• _ROWS_
^^^^^^^^
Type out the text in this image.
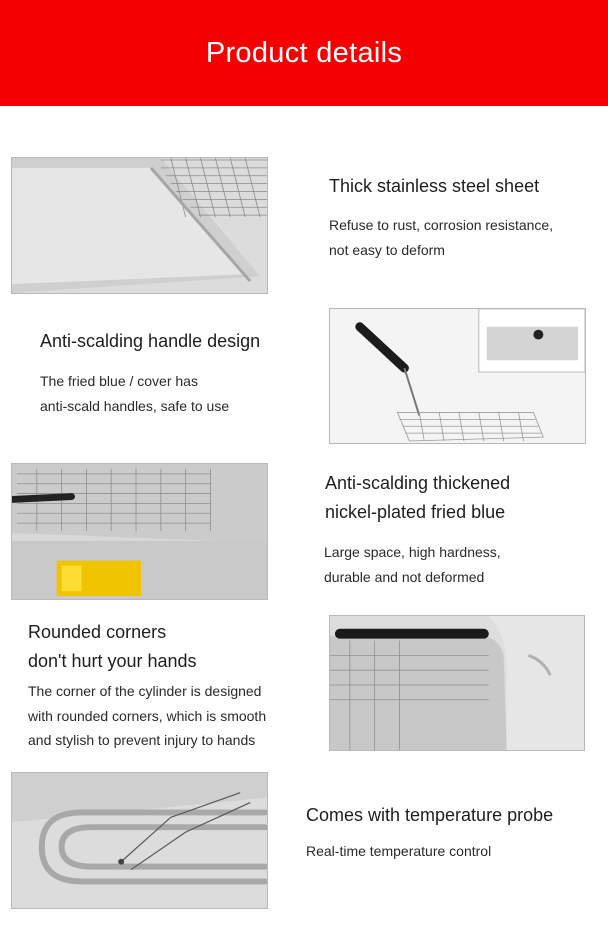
Product details
Thick stainless steel sheet
Refuse to rust, corrosion resistance,
not easy to deform
Anti-scalding handle design
The fried blue / cover has
anti-scald handles, safe to use
Anti-scalding thickened
nickel-plated fried blue
Large space, high hardness,
durable and not deformed
Rounded corners
don't hurt your hands
The corner of the cylinder is designed
with rounded corners, which is smooth
and stylish to prevent injury to hands
Comes with temperature probe
Real-time temperature control
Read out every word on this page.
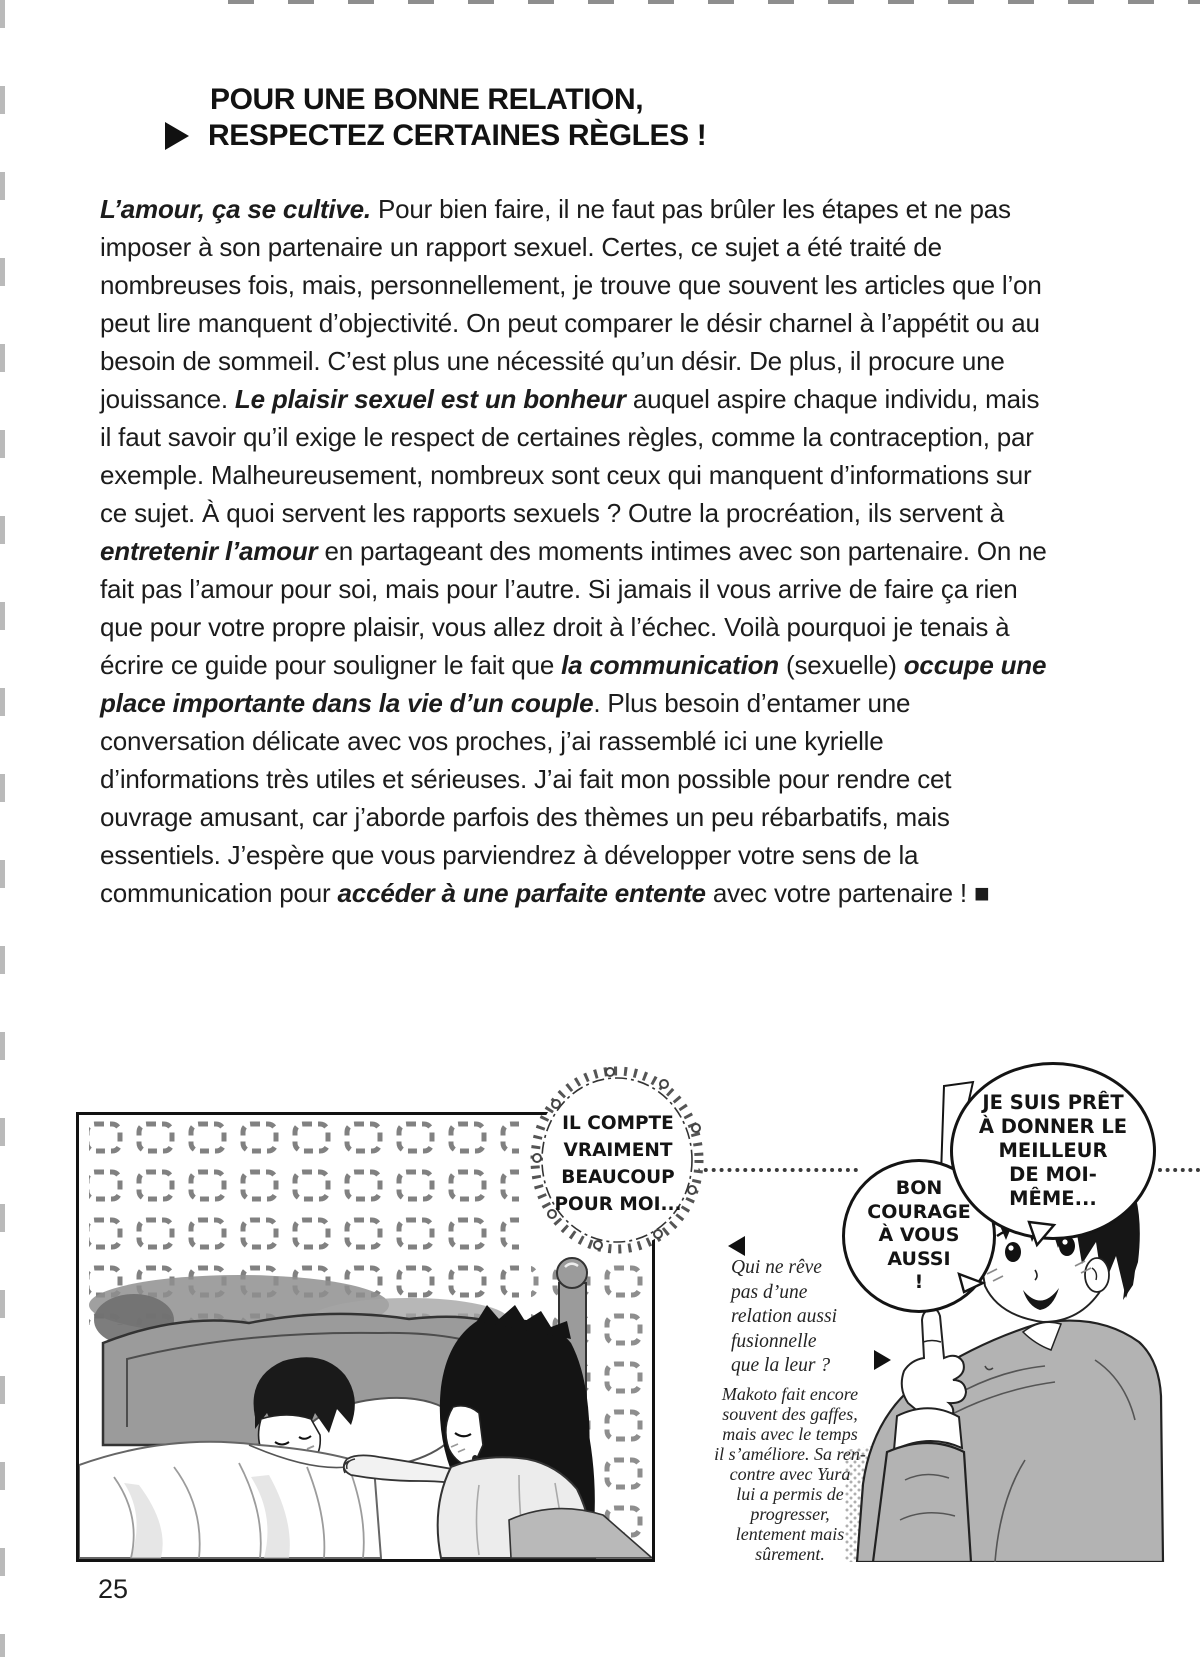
POUR UNE BONNE RELATION,
RESPECTEZ CERTAINES RÈGLES !
L’amour, ça se cultive. Pour bien faire, il ne faut pas brûler les étapes et ne pas imposer à son partenaire un rapport sexuel. Certes, ce sujet a été traité de nombreuses fois, mais, personnellement, je trouve que souvent les articles que l’on peut lire manquent d’objectivité. On peut comparer le désir charnel à l’appétit ou au besoin de sommeil. C’est plus une nécessité qu’un désir. De plus, il procure une jouissance. Le plaisir sexuel est un bonheur auquel aspire chaque individu, mais il faut savoir qu’il exige le respect de certaines règles, comme la contraception, par exemple. Malheureusement, nombreux sont ceux qui manquent d’informations sur ce sujet. À quoi servent les rapports sexuels ? Outre la procréation, ils servent à entretenir l’amour en partageant des moments intimes avec son partenaire. On ne fait pas l’amour pour soi, mais pour l’autre. Si jamais il vous arrive de faire ça rien que pour votre propre plaisir, vous allez droit à l’échec. Voilà pourquoi je tenais à écrire ce guide pour souligner le fait que la communication (sexuelle) occupe une place importante dans la vie d’un couple. Plus besoin d’entamer une conversation délicate avec vos proches, j’ai rassemblé ici une kyrielle d’informations très utiles et sérieuses. J’ai fait mon possible pour rendre cet ouvrage amusant, car j’aborde parfois des thèmes un peu rébarbatifs, mais essentiels. J’espère que vous parviendrez à développer votre sens de la communication pour accéder à une parfaite entente avec votre partenaire ! ■
IL COMPTE
VRAIMENT
BEAUCOUP
POUR MOI...
BON
COURAGE
À VOUS
AUSSI
!
JE SUIS PRÊT
À DONNER LE
MEILLEUR
DE MOI-
MÊME...
Qui ne rêve
pas d’une
relation aussi
fusionnelle
que la leur ?
Makoto fait encore
souvent des gaffes,
mais avec le temps
il s’améliore. Sa ren-
contre avec Yura
lui a permis de
progresser,
lentement mais
sûrement.
25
^^^^^^^^
• _YOUR INSTRUCTIONS_
Go through the material and select each line with the string "temperature" in it.

• _FINAL RESULT_
Comes with temperature probe
Real-time temperature control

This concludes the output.